• Working data:
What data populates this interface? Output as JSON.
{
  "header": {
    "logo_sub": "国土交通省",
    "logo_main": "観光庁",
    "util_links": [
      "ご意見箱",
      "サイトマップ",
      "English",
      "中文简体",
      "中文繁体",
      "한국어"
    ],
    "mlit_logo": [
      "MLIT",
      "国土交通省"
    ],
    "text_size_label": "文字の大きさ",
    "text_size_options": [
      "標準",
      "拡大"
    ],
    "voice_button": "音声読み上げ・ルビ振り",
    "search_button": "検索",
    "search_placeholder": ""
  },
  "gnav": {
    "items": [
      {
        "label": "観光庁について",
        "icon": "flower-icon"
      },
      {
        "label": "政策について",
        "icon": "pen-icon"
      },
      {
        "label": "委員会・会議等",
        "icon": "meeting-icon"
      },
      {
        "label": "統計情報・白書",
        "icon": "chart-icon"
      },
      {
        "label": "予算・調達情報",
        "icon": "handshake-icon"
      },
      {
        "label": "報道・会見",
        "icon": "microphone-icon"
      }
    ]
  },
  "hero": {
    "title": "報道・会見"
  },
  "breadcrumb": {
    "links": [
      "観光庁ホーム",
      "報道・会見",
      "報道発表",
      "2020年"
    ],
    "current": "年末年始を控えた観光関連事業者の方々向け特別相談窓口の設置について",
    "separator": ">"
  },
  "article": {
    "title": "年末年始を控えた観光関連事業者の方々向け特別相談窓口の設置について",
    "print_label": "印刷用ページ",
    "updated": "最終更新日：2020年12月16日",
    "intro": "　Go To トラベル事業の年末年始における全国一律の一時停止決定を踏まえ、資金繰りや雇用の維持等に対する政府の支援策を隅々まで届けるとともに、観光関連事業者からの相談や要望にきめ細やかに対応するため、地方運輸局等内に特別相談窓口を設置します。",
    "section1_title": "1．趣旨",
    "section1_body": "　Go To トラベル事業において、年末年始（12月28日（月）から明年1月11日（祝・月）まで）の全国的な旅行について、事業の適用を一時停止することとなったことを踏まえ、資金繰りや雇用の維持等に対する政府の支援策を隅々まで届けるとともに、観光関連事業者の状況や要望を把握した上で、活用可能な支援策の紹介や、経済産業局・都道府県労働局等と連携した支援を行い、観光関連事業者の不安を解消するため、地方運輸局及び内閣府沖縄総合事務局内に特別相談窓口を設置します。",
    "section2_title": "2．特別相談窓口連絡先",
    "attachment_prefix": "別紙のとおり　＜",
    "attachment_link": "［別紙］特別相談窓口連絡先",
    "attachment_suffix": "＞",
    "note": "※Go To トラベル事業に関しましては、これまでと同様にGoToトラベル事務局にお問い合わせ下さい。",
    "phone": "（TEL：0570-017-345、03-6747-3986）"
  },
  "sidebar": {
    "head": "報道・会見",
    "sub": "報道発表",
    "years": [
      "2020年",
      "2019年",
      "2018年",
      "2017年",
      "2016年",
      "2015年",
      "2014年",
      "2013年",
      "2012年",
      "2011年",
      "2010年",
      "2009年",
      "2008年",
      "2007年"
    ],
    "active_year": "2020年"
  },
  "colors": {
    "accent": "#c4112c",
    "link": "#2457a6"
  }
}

• What needs to be done: Extract all of the data above without altering anything.

• Exercise answer:
What data populates this interface? Output as JSON.
{
  "header": {
    "logo_sub": "国土交通省",
    "logo_main": "観光庁",
    "util_links": [
      "ご意見箱",
      "サイトマップ",
      "English",
      "中文简体",
      "中文繁体",
      "한국어"
    ],
    "mlit_logo": [
      "MLIT",
      "国土交通省"
    ],
    "text_size_label": "文字の大きさ",
    "text_size_options": [
      "標準",
      "拡大"
    ],
    "voice_button": "音声読み上げ・ルビ振り",
    "search_button": "検索",
    "search_placeholder": ""
  },
  "gnav": {
    "items": [
      {
        "label": "観光庁について",
        "icon": "flower-icon"
      },
      {
        "label": "政策について",
        "icon": "pen-icon"
      },
      {
        "label": "委員会・会議等",
        "icon": "meeting-icon"
      },
      {
        "label": "統計情報・白書",
        "icon": "chart-icon"
      },
      {
        "label": "予算・調達情報",
        "icon": "handshake-icon"
      },
      {
        "label": "報道・会見",
        "icon": "microphone-icon"
      }
    ]
  },
  "hero": {
    "title": "報道・会見"
  },
  "breadcrumb": {
    "links": [
      "観光庁ホーム",
      "報道・会見",
      "報道発表",
      "2020年"
    ],
    "current": "年末年始を控えた観光関連事業者の方々向け特別相談窓口の設置について",
    "separator": ">"
  },
  "article": {
    "title": "年末年始を控えた観光関連事業者の方々向け特別相談窓口の設置について",
    "print_label": "印刷用ページ",
    "updated": "最終更新日：2020年12月16日",
    "intro": "　Go To トラベル事業の年末年始における全国一律の一時停止決定を踏まえ、資金繰りや雇用の維持等に対する政府の支援策を隅々まで届けるとともに、観光関連事業者からの相談や要望にきめ細やかに対応するため、地方運輸局等内に特別相談窓口を設置します。",
    "section1_title": "1．趣旨",
    "section1_body": "　Go To トラベル事業において、年末年始（12月28日（月）から明年1月11日（祝・月）まで）の全国的な旅行について、事業の適用を一時停止することとなったことを踏まえ、資金繰りや雇用の維持等に対する政府の支援策を隅々まで届けるとともに、観光関連事業者の状況や要望を把握した上で、活用可能な支援策の紹介や、経済産業局・都道府県労働局等と連携した支援を行い、観光関連事業者の不安を解消するため、地方運輸局及び内閣府沖縄総合事務局内に特別相談窓口を設置します。",
    "section2_title": "2．特別相談窓口連絡先",
    "attachment_prefix": "別紙のとおり　＜",
    "attachment_link": "［別紙］特別相談窓口連絡先",
    "attachment_suffix": "＞",
    "note": "※Go To トラベル事業に関しましては、これまでと同様にGoToトラベル事務局にお問い合わせ下さい。",
    "phone": "（TEL：0570-017-345、03-6747-3986）"
  },
  "sidebar": {
    "head": "報道・会見",
    "sub": "報道発表",
    "years": [
      "2020年",
      "2019年",
      "2018年",
      "2017年",
      "2016年",
      "2015年",
      "2014年",
      "2013年",
      "2012年",
      "2011年",
      "2010年",
      "2009年",
      "2008年",
      "2007年"
    ],
    "active_year": "2020年"
  },
  "colors": {
    "accent": "#c4112c",
    "link": "#2457a6"
  }
}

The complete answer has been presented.